■ **Reading passage**
──────
Adding another hard drive

ramulux

Distinguished
Nov 21, 2008
51
0
18,630
So I just got another internal hard drive and I was wondering exactly what the process for installing it should be.

I know how to physically install it, but what exactly will happen and what should I do when I turn the PC on again for the first time? Will I have to install an operating system on it or do anything to make it usable for storage?

Eventually I want to boot from the new drive after I have installed everything I need, but for now I will probably just use it for storage.

This is the new drive I'm using - Samsung F3 1 tb
http://www.newegg.com/Product/Product.aspx?Item=N82E16822152185

CPU - Intel E5200
GPU- HD 4670
Ram G skill 4 gb
PSU - Rosewill RP-500 w
Drive - Seagate 250 gb
Motherboard - Gigabyte GA-EP45
 

John_VanKirk

Distinguished
Hi there,

Setting up a secondary HDD is fairly straight forward step by step. I assume you are running Win-7.
Nice spacious HDD, and since you are going to use it later as a system drive (put OS on it) you need a partition where you can do that later. If not there are somewhat different directions.
──────
■ **Work instruction A**
Answer each question using the forum thread on adding another hard drive.
(i) What new drive did the original poster get?
(ii) Which GPU does the original poster list?
(iii) Which operating system does the reply assume the poster is running?
■ **Work instruction B**
Summarize the forum thread on adding another hard drive in two sentences.
The records are not needed for the work on this forum thread.
──────
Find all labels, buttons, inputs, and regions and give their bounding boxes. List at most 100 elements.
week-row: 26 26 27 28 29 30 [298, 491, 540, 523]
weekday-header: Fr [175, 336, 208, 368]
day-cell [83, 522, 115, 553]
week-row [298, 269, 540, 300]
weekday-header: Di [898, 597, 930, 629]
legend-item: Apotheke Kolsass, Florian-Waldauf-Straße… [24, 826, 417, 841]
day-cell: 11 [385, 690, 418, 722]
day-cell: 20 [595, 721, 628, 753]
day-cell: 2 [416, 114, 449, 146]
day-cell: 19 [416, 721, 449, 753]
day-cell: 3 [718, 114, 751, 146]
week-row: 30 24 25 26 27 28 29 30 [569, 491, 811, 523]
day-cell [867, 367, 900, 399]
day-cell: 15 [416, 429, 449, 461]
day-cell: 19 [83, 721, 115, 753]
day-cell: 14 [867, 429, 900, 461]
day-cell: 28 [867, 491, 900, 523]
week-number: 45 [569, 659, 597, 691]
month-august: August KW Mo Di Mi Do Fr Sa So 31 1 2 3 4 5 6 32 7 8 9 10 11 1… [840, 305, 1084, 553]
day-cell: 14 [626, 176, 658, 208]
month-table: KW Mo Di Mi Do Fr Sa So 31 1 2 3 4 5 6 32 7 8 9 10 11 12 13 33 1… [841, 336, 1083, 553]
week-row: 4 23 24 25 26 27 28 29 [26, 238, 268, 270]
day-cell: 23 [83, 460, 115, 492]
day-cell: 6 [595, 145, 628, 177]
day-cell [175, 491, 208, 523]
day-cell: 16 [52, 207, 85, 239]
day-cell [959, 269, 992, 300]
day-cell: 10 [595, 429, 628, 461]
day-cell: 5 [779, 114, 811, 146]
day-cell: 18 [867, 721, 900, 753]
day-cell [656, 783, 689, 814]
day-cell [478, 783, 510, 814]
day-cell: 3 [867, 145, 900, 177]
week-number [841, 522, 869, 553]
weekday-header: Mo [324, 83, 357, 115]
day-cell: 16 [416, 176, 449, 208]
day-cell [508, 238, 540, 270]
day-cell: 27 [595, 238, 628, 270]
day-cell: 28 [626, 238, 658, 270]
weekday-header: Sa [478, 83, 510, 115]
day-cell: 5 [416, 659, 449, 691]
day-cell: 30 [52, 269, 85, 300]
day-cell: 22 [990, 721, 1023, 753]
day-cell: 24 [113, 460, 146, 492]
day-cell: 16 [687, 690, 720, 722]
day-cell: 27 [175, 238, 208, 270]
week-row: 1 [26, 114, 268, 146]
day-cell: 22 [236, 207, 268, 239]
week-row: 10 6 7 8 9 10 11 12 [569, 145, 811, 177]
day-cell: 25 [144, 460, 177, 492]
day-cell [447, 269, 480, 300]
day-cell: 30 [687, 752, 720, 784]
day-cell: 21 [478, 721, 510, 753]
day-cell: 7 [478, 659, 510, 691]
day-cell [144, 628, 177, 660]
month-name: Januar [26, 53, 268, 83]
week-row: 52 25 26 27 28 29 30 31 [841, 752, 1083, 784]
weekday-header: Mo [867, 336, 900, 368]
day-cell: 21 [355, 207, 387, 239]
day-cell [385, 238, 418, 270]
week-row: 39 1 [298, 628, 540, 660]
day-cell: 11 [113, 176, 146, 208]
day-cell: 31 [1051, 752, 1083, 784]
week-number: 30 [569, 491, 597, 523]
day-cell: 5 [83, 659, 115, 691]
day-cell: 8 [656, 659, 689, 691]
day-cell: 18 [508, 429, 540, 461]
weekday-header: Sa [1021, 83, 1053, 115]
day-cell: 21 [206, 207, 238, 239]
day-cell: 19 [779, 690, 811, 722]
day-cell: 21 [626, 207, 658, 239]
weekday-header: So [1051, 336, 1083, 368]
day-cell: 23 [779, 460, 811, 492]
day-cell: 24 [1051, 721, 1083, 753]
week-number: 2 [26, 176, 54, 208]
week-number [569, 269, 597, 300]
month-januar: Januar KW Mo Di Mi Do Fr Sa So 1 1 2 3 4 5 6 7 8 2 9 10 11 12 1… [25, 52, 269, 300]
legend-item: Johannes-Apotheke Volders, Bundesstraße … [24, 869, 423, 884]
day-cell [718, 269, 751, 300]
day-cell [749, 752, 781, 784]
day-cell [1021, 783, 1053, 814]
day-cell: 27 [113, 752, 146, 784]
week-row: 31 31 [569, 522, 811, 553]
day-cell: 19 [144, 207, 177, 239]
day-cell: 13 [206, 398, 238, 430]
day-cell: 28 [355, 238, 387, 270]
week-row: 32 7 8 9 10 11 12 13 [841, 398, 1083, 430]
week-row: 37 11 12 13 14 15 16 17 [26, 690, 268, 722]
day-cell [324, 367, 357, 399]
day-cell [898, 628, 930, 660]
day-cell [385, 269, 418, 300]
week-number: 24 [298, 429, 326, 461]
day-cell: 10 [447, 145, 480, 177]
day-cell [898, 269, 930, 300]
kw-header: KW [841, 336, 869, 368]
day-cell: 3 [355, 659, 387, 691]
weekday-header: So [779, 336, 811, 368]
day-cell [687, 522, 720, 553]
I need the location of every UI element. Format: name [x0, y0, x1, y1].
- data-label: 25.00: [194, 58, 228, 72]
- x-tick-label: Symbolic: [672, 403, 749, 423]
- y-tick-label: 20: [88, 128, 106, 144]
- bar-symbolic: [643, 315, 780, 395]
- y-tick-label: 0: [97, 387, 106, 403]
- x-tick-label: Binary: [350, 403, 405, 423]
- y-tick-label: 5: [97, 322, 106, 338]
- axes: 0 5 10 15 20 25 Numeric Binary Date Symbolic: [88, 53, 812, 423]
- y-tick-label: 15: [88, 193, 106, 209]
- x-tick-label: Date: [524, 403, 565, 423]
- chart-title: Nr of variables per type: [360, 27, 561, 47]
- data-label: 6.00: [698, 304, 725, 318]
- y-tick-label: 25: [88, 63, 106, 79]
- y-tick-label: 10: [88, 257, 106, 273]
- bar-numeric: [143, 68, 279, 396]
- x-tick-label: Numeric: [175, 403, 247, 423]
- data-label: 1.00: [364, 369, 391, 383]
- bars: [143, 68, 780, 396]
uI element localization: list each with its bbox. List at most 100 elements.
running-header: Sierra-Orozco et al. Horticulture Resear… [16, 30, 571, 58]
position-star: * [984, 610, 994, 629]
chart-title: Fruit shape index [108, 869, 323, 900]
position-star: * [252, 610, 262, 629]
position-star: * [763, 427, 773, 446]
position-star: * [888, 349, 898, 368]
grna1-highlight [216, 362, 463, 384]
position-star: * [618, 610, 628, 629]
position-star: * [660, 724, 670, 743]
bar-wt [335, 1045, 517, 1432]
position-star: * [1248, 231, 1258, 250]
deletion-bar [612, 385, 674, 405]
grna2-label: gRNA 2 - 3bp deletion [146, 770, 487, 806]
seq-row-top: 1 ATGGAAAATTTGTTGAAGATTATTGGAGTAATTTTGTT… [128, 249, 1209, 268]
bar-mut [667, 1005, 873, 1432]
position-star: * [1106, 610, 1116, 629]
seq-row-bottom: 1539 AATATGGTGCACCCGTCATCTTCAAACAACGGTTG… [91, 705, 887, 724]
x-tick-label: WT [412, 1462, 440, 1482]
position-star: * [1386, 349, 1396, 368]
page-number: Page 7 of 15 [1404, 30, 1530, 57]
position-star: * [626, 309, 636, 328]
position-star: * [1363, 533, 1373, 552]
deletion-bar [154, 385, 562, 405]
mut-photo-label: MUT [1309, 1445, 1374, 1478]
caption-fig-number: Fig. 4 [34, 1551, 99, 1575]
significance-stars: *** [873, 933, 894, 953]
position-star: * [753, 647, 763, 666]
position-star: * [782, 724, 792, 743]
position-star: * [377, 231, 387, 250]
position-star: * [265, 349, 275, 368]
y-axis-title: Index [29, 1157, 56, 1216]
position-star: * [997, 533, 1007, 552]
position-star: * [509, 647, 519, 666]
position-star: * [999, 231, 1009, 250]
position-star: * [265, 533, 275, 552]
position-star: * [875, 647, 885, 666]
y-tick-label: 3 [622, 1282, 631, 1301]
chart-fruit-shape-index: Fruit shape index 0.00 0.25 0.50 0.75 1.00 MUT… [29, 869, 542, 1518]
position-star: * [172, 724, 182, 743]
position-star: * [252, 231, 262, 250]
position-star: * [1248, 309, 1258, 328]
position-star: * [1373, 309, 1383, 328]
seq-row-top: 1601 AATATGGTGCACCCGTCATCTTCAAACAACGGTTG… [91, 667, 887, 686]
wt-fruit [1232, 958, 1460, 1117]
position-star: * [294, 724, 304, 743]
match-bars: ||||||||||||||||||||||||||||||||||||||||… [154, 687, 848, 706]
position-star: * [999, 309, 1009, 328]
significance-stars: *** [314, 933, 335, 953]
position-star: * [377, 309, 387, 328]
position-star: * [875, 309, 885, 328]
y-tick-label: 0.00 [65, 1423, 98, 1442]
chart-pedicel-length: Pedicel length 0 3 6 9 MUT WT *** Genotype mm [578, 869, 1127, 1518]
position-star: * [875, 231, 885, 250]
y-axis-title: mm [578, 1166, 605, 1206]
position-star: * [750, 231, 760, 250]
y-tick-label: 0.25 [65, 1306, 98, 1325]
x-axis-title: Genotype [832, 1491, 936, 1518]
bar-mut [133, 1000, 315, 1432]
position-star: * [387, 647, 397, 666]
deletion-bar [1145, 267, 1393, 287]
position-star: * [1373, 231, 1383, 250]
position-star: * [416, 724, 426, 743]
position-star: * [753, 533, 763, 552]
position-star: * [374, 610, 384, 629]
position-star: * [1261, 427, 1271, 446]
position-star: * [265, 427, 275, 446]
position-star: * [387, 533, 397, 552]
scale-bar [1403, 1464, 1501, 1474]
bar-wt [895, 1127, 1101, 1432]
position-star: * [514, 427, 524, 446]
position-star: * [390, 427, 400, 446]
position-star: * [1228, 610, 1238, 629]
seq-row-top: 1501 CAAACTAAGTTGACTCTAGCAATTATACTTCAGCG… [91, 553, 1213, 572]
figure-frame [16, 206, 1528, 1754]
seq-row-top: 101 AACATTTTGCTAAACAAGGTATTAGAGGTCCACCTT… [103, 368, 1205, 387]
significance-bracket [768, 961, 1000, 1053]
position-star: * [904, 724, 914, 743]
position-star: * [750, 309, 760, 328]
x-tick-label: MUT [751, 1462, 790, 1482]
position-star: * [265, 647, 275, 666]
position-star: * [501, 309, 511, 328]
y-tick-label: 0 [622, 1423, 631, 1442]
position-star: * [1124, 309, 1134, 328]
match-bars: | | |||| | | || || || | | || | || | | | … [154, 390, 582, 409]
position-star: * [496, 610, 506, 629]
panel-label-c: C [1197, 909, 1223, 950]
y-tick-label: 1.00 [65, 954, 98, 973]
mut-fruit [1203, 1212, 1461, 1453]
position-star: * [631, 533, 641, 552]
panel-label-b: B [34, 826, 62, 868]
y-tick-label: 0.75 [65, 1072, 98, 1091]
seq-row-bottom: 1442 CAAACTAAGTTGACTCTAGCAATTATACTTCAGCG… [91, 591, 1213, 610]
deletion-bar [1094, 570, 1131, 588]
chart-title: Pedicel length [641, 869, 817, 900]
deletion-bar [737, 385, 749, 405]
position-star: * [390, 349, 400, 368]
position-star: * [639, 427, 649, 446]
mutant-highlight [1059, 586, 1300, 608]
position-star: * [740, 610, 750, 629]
──────
■ **Result A**
(i) A Samsung F3 1 tb
(ii) HD 4670
(iii) Win-7

■ **Result B**
A user who knows how to physically install a new Samsung F3 1 TB internal hard drive asks what to do when first turning the PC on again, including whether an operating system must be installed on it. The user plans to use it for storage for now and boot from it eventually, and a reply assuming Win-7 calls the setup fairly straightforward and says a partition is needed for putting the operating system on it later.